Yönerge ve koşullar → Aşağıdaki alıntıya göre Salman Taş'ın durumu neden ihraç edilen binlerce KHK'liden farklıydı? Alıntının bu farka gösterdiği gerekçeyi açıklayın.

Alıntı →
KHK'li öğretmen kanserden hayatını kaybetti: 28 yıl öğretmenlik yaptı

İhraç edildikten 6 ay sonra kanser teşhisi konulan 28 yıl Tarih Öğretmenliği yapan Salman Taş, geçtiğimiz günlerde tedavi gördüğü hastanede hayatını kaybetti. Taş'ın ardından Eczacılık Fakültesi'nden yeni mezun olmuş ve Tıp Fakültesi'ne de yeni başlamış iki çocuğu ile eşi kaldı...

Google Haberlere Abone ol

DUVAR - Mersin'de Eğitim Sen üyesi olan Tarih Öğretmeni Salman Taş, 4 gün önce tedavi gördüğü hastanede hayatını kaybetti. Taş'a ihraç edildikten 6 ay sonra kanser teşhisi konulmuştu. 28 yıl boyunca Edirne, Bingöl, Tarsus Mersin gibi yerlerde öğretmenlik yapan Taş, 2017 Şubat ayında yayımlanan 686 Sayılı KHK ile öğretmenlikten ihraç edildi. Her KHK'li gibi ekonomik ve psikolojik sorunlar yaşayan Taş'ın durumu ihraç edilen binlerce KHK'liden farklıydı. Çünkü bir çocuğu Tıp Fakültesi'ni yeni kazanmış, diğer çocuğu da Eczacılık Fakültesi'nden yeni mezun olmuştu.

Veri kümesi satırları →
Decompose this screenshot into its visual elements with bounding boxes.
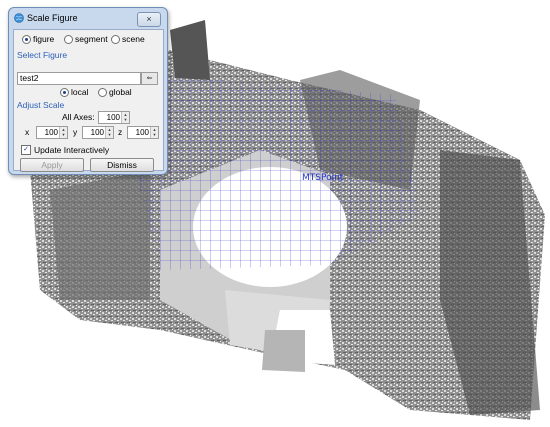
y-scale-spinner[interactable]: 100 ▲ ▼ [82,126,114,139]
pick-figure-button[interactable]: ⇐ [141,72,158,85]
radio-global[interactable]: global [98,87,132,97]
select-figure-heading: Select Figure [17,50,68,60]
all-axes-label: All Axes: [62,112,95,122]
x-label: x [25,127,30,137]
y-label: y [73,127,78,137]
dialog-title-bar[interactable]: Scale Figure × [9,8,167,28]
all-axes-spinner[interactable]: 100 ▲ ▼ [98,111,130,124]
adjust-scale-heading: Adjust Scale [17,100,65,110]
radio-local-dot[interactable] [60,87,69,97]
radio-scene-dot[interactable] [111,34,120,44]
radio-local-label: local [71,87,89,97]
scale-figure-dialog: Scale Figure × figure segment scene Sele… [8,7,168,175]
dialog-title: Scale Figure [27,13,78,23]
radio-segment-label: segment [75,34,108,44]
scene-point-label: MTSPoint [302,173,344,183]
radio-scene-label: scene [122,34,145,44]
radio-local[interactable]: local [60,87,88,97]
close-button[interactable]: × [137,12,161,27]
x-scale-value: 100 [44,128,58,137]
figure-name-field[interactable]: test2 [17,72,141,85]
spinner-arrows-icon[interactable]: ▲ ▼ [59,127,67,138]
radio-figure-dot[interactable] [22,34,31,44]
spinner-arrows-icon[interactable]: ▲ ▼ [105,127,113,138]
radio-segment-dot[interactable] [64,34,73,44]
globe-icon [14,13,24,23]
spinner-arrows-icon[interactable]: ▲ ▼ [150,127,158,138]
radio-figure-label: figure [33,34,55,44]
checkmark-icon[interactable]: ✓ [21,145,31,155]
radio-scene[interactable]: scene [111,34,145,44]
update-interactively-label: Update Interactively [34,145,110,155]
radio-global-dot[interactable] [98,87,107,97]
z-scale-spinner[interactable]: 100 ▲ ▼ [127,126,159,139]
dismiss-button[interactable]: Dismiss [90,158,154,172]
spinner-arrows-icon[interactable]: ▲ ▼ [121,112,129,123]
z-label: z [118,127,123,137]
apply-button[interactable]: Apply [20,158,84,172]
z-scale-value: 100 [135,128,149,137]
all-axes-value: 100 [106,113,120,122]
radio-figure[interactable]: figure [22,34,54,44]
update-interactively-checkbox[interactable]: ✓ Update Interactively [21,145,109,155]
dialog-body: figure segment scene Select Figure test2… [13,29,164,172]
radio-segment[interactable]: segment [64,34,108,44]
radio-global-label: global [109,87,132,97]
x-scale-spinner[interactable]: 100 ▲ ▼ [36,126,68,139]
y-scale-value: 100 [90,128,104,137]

Görevin yanıtı → Çocukları yeni bir dönemin başındaydı. Çocuklarından biri Tıp Fakültesi'ni yeni kazanmış, diğeri de Eczacılık Fakültesi'nden yeni mezun olmuştu. Alıntı, Taş'ın durumunu diğer KHK'lilerden ayıran şeyin bu olduğunu belirtiyor.